Why would people do this? Because pretended dialogs can be useful means of communication. They arguably make some things a lot easier to say and understand. To take another example from Andy: the commanding officer says to 100 soldiers in the briefing room, "the mission you*'re about to undertake is extremely dangerous; it's possible that, two hours from now, you* will be the sole survivor of this group; etc.". This is much easier to understand than the more accurate "...for each of you, it is possible that he or she will be the sole survivor...". More importantly, as the example also illustrates, the psychological effect of being addressed personally in a dialog is much stronger than that of being addressed as part of a crowd. That's why pretended dialogs are so common in propaganda, like in sermons and commercials.

What is communicated to an addressee by an utterance of a sentence S in a pretended dialog is just what S would communicate to them if they were the only addressee. For instance, when I tell you, pretending that you're the only addressee, that you* are invited to my funeral, you can take me to have made the speech act I would have made if we were actually in a dialog: to have invited you to my funeral. This is why one can't properly communicate something in a pretended dialog that is incompatible with several people receiving the message, as when the commanding officer says "two hours from now, you* will be the sole survivor of this group". Given the shared presuppositions, this is perfectly acceptable, but the addressees will find it hard to figure out what the officer is trying to get across.

§ Short exercise
Print the passage on pretended dialogs, beginning at the words "What is communicated" and stopping after "to get across.". The data that come next have no connection to the passage on pretended dialogs.

§ Provided material
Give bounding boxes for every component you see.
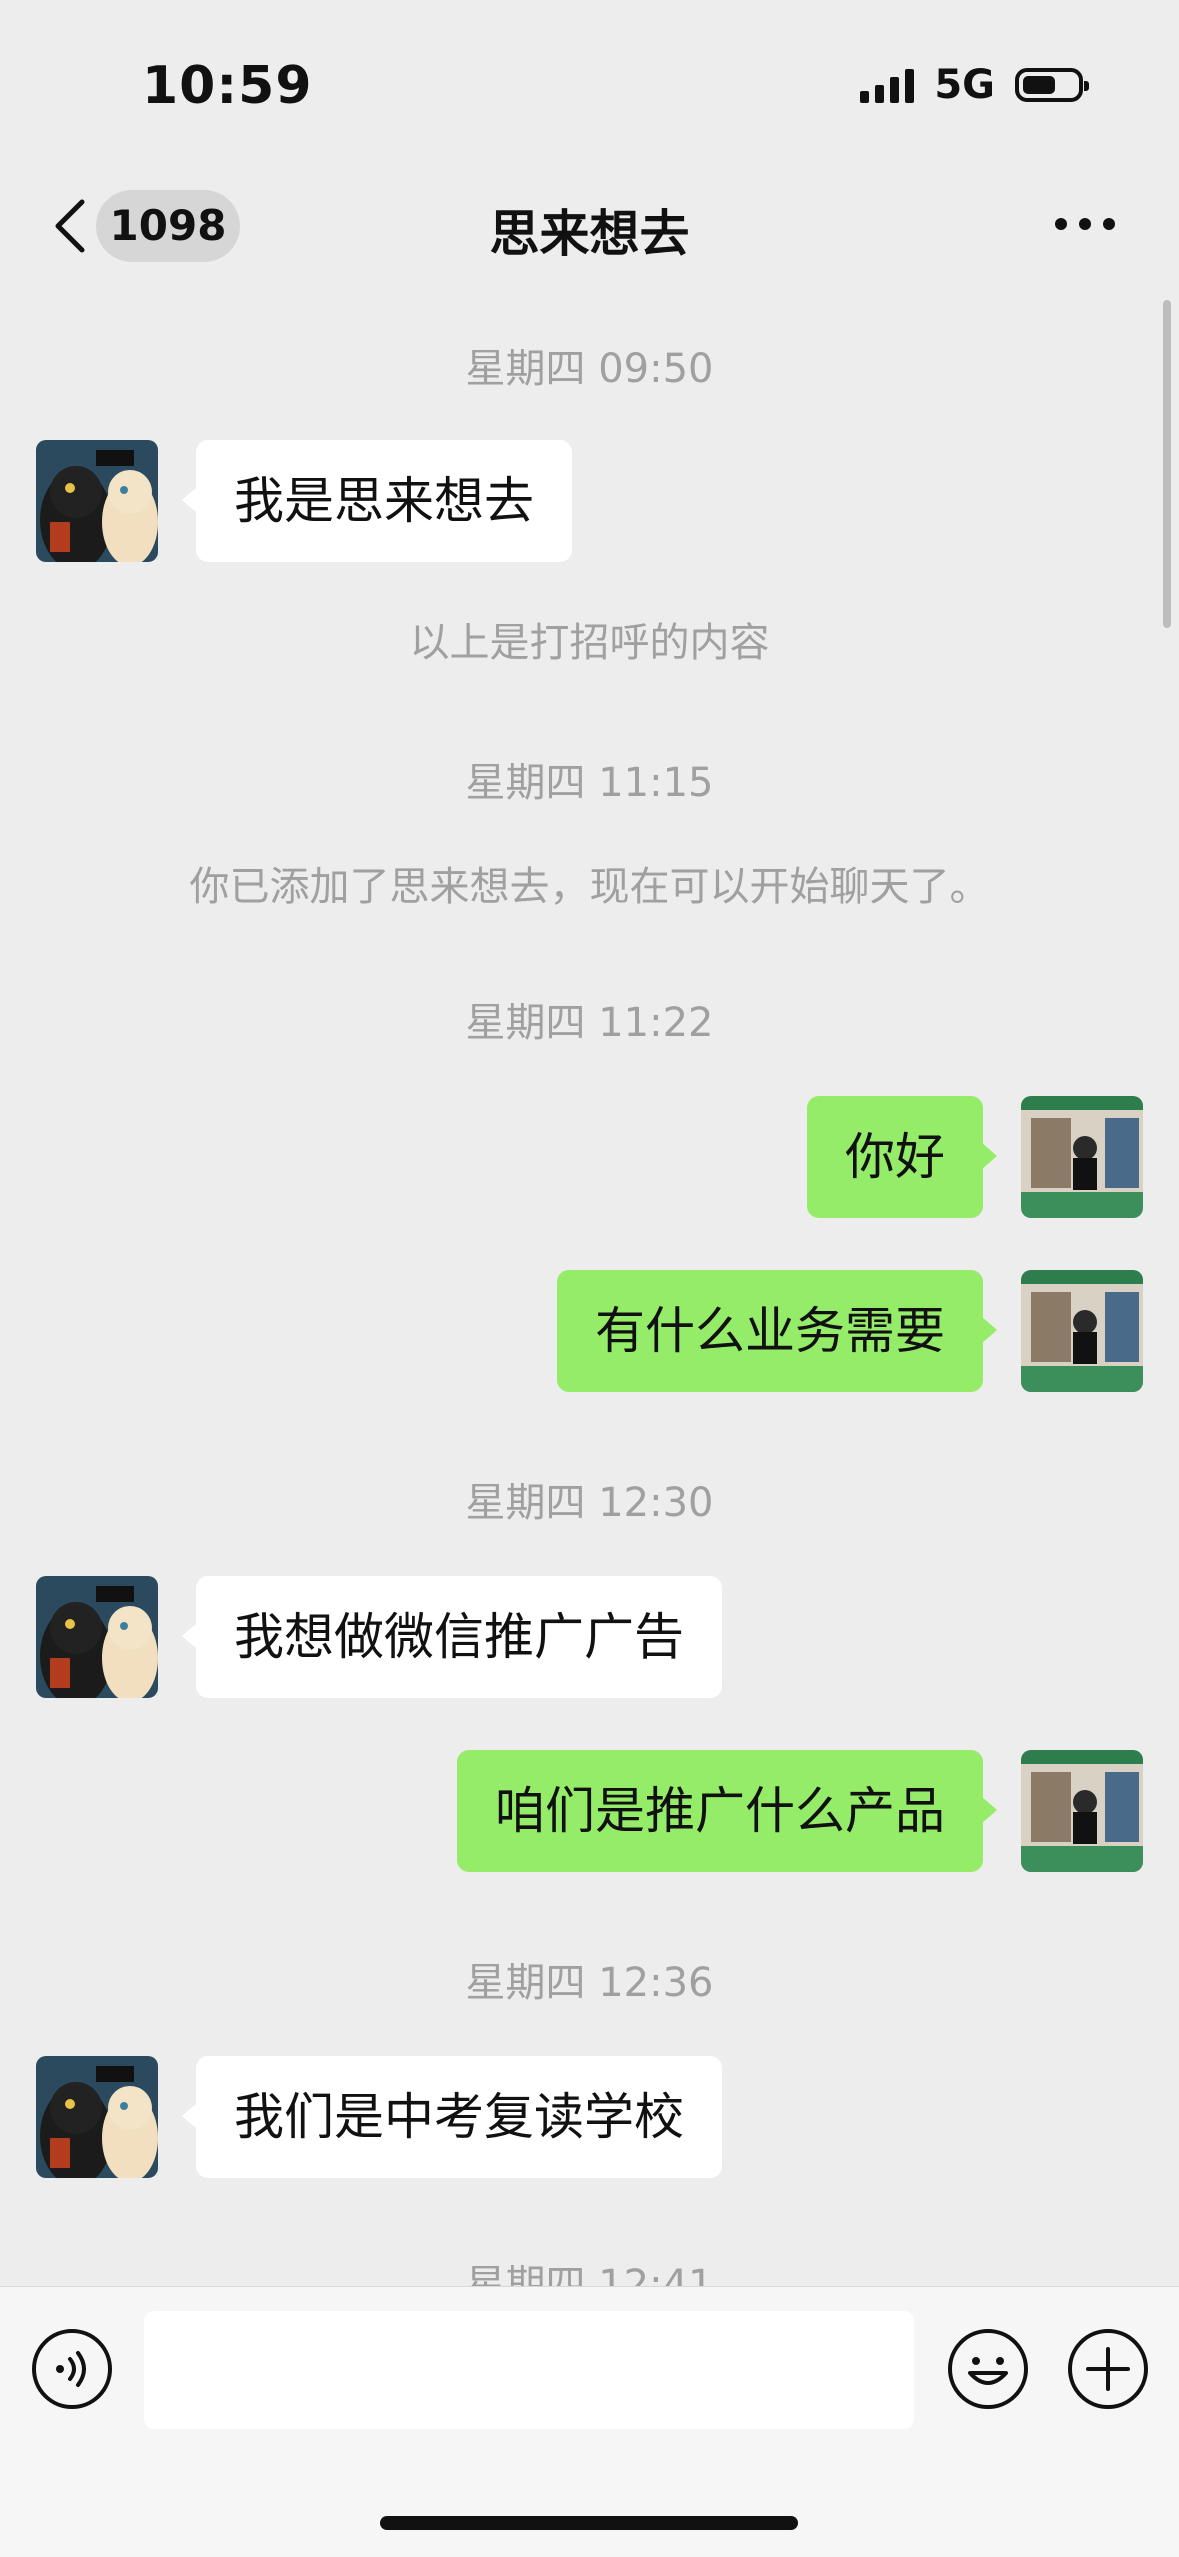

§ Solved problem
What is communicated to an addressee by an utterance of a sentence S in a pretended dialog is just what S would communicate to them if they were the only addressee. For instance, when I tell you, pretending that you're the only addressee, that you* are invited to my funeral, you can take me to have made the speech act I would have made if we were actually in a dialog: to have invited you to my funeral. This is why one can't properly communicate something in a pretended dialog that is incompatible with several people receiving the message, as when the commanding officer says "two hours from now, you* will be the sole survivor of this group". Given the shared presuppositions, this is perfectly acceptable, but the addressees will find it hard to figure out what the officer is trying to get across.